## STATED EXERCISE
Copy each of the following records word for word, keeping every line unchanged.
╔══
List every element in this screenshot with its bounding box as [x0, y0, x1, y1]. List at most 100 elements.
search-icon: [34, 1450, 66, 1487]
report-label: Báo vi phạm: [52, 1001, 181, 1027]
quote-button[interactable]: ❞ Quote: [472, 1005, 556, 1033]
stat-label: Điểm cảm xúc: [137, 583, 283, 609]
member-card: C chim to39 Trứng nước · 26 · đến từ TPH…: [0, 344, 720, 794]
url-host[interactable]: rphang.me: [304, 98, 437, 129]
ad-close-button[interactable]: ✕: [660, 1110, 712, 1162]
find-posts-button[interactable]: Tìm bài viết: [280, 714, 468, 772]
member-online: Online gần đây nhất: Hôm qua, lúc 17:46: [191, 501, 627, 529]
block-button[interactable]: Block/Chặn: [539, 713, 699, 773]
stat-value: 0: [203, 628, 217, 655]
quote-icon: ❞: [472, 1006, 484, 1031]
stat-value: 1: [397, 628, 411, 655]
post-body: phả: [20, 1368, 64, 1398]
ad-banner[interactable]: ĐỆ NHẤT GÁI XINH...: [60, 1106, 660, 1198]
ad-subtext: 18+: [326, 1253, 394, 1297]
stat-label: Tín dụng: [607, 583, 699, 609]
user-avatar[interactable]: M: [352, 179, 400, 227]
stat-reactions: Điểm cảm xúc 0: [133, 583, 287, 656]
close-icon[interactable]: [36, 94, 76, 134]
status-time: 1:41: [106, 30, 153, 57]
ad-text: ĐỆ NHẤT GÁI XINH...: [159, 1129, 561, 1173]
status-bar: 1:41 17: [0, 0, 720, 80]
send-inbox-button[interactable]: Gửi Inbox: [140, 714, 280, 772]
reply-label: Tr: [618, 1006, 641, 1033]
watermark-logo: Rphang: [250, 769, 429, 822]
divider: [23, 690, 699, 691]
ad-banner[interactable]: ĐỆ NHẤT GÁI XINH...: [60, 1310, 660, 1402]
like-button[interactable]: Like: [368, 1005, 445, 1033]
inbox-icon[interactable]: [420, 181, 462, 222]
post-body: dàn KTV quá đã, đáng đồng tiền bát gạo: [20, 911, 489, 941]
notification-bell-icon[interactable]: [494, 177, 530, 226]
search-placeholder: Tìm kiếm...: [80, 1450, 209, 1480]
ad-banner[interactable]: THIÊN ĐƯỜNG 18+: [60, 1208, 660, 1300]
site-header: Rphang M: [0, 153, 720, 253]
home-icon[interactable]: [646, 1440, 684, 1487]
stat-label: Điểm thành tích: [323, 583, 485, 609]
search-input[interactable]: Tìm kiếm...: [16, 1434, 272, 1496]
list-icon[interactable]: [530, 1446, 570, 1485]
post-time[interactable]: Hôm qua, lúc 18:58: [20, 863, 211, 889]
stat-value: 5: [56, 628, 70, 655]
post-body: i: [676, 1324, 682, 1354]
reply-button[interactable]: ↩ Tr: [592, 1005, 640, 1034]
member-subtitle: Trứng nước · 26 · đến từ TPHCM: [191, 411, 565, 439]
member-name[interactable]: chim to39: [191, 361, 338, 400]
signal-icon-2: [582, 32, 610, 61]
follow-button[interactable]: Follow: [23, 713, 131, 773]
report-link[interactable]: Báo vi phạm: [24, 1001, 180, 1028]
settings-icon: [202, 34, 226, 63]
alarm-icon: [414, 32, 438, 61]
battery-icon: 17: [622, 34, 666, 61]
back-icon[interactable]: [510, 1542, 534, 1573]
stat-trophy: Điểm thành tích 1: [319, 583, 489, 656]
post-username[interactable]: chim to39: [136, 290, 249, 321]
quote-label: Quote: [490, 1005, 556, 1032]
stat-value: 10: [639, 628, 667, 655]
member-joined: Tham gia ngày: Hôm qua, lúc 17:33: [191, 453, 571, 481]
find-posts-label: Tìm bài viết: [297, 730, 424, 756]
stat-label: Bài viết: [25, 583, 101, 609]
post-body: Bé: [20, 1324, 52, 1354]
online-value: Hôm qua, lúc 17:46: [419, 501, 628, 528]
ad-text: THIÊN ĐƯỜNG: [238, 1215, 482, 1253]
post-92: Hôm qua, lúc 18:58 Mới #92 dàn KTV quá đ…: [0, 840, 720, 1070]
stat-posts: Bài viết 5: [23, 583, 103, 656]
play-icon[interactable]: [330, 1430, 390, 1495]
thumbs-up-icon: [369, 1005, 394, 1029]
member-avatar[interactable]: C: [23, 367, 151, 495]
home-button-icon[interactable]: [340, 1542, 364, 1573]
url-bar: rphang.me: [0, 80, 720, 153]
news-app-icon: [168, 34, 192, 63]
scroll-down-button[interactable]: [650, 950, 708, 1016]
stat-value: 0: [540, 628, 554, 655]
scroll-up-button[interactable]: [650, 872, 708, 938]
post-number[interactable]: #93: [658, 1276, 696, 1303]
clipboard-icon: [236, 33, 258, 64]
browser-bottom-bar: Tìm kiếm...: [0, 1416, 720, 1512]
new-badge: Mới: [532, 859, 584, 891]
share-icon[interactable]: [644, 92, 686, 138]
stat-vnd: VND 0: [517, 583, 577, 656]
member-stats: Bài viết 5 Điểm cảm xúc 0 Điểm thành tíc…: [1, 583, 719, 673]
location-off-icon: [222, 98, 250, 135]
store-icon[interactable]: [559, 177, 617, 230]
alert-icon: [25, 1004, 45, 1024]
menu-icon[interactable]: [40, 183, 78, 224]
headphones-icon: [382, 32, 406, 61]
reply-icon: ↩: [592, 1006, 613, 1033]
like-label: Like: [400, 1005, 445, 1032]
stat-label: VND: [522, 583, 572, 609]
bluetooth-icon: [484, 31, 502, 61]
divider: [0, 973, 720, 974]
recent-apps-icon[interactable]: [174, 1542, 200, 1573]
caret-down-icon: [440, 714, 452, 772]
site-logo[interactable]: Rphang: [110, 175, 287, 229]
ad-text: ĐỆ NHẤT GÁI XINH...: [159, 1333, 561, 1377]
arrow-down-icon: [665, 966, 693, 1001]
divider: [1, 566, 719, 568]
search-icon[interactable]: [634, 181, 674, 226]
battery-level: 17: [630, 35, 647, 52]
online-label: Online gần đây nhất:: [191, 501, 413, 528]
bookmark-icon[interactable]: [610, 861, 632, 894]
╚══
## WRITTEN REPLY
List every element in this screenshot with its bounding box as [x0, y0, x1, y1]. List at most 100 elements.
search-icon: [34, 1450, 66, 1487]
report-label: Báo vi phạm: [52, 1001, 181, 1027]
quote-button[interactable]: ❞ Quote: [472, 1005, 556, 1033]
stat-label: Điểm cảm xúc: [137, 583, 283, 609]
member-card: C chim to39 Trứng nước · 26 · đến từ TPH…: [0, 344, 720, 794]
url-host[interactable]: rphang.me: [304, 98, 437, 129]
ad-close-button[interactable]: ✕: [660, 1110, 712, 1162]
find-posts-button[interactable]: Tìm bài viết: [280, 714, 468, 772]
member-online: Online gần đây nhất: Hôm qua, lúc 17:46: [191, 501, 627, 529]
block-button[interactable]: Block/Chặn: [539, 713, 699, 773]
stat-value: 0: [203, 628, 217, 655]
quote-icon: ❞: [472, 1006, 484, 1031]
stat-value: 1: [397, 628, 411, 655]
post-body: phả: [20, 1368, 64, 1398]
ad-banner[interactable]: ĐỆ NHẤT GÁI XINH...: [60, 1106, 660, 1198]
ad-subtext: 18+: [326, 1253, 394, 1297]
stat-label: Tín dụng: [607, 583, 699, 609]
user-avatar[interactable]: M: [352, 179, 400, 227]
stat-reactions: Điểm cảm xúc 0: [133, 583, 287, 656]
close-icon[interactable]: [36, 94, 76, 134]
status-time: 1:41: [106, 30, 153, 57]
ad-text: ĐỆ NHẤT GÁI XINH...: [159, 1129, 561, 1173]
status-bar: 1:41 17: [0, 0, 720, 80]
send-inbox-button[interactable]: Gửi Inbox: [140, 714, 280, 772]
reply-label: Tr: [618, 1006, 641, 1033]
watermark-logo: Rphang: [250, 769, 429, 822]
divider: [23, 690, 699, 691]
ad-banner[interactable]: ĐỆ NHẤT GÁI XINH...: [60, 1310, 660, 1402]
like-button[interactable]: Like: [368, 1005, 445, 1033]
inbox-icon[interactable]: [420, 181, 462, 222]
post-body: dàn KTV quá đã, đáng đồng tiền bát gạo: [20, 911, 489, 941]
notification-bell-icon[interactable]: [494, 177, 530, 226]
search-placeholder: Tìm kiếm...: [80, 1450, 209, 1480]
ad-banner[interactable]: THIÊN ĐƯỜNG 18+: [60, 1208, 660, 1300]
site-header: Rphang M: [0, 153, 720, 253]
home-icon[interactable]: [646, 1440, 684, 1487]
stat-label: Điểm thành tích: [323, 583, 485, 609]
search-input[interactable]: Tìm kiếm...: [16, 1434, 272, 1496]
list-icon[interactable]: [530, 1446, 570, 1485]
post-time[interactable]: Hôm qua, lúc 18:58: [20, 863, 211, 889]
stat-value: 5: [56, 628, 70, 655]
post-body: i: [676, 1324, 682, 1354]
reply-button[interactable]: ↩ Tr: [592, 1005, 640, 1034]
member-subtitle: Trứng nước · 26 · đến từ TPHCM: [191, 411, 565, 439]
member-name[interactable]: chim to39: [191, 361, 338, 400]
signal-icon-2: [582, 32, 610, 61]
follow-button[interactable]: Follow: [23, 713, 131, 773]
report-link[interactable]: Báo vi phạm: [24, 1001, 180, 1028]
settings-icon: [202, 34, 226, 63]
alarm-icon: [414, 32, 438, 61]
battery-icon: 17: [622, 34, 666, 61]
back-icon[interactable]: [510, 1542, 534, 1573]
stat-trophy: Điểm thành tích 1: [319, 583, 489, 656]
post-username[interactable]: chim to39: [136, 290, 249, 321]
quote-label: Quote: [490, 1005, 556, 1032]
stat-value: 10: [639, 628, 667, 655]
member-joined: Tham gia ngày: Hôm qua, lúc 17:33: [191, 453, 571, 481]
find-posts-label: Tìm bài viết: [297, 730, 424, 756]
stat-label: Bài viết: [25, 583, 101, 609]
post-body: Bé: [20, 1324, 52, 1354]
online-value: Hôm qua, lúc 17:46: [419, 501, 628, 528]
ad-text: THIÊN ĐƯỜNG: [238, 1215, 482, 1253]
post-92: Hôm qua, lúc 18:58 Mới #92 dàn KTV quá đ…: [0, 840, 720, 1070]
stat-posts: Bài viết 5: [23, 583, 103, 656]
play-icon[interactable]: [330, 1430, 390, 1495]
thumbs-up-icon: [369, 1005, 394, 1029]
member-avatar[interactable]: C: [23, 367, 151, 495]
home-button-icon[interactable]: [340, 1542, 364, 1573]
url-bar: rphang.me: [0, 80, 720, 153]
news-app-icon: [168, 34, 192, 63]
scroll-down-button[interactable]: [650, 950, 708, 1016]
stat-value: 0: [540, 628, 554, 655]
scroll-up-button[interactable]: [650, 872, 708, 938]
post-number[interactable]: #93: [658, 1276, 696, 1303]
clipboard-icon: [236, 33, 258, 64]
browser-bottom-bar: Tìm kiếm...: [0, 1416, 720, 1512]
new-badge: Mới: [532, 859, 584, 891]
share-icon[interactable]: [644, 92, 686, 138]
stat-vnd: VND 0: [517, 583, 577, 656]
member-stats: Bài viết 5 Điểm cảm xúc 0 Điểm thành tíc…: [1, 583, 719, 673]
location-off-icon: [222, 98, 250, 135]
store-icon[interactable]: [559, 177, 617, 230]
alert-icon: [25, 1004, 45, 1024]
menu-icon[interactable]: [40, 183, 78, 224]
headphones-icon: [382, 32, 406, 61]
reply-icon: ↩: [592, 1006, 613, 1033]
like-label: Like: [400, 1005, 445, 1032]
stat-label: VND: [522, 583, 572, 609]
bluetooth-icon: [484, 31, 502, 61]
divider: [0, 973, 720, 974]
recent-apps-icon[interactable]: [174, 1542, 200, 1573]
caret-down-icon: [440, 714, 452, 772]
site-logo[interactable]: Rphang: [110, 175, 287, 229]
ad-text: ĐỆ NHẤT GÁI XINH...: [159, 1333, 561, 1377]
arrow-down-icon: [665, 966, 693, 1001]
divider: [1, 566, 719, 568]
search-icon[interactable]: [634, 181, 674, 226]
battery-level: 17: [630, 35, 647, 52]
online-label: Online gần đây nhất:: [191, 501, 413, 528]
bookmark-icon[interactable]: [610, 861, 632, 894]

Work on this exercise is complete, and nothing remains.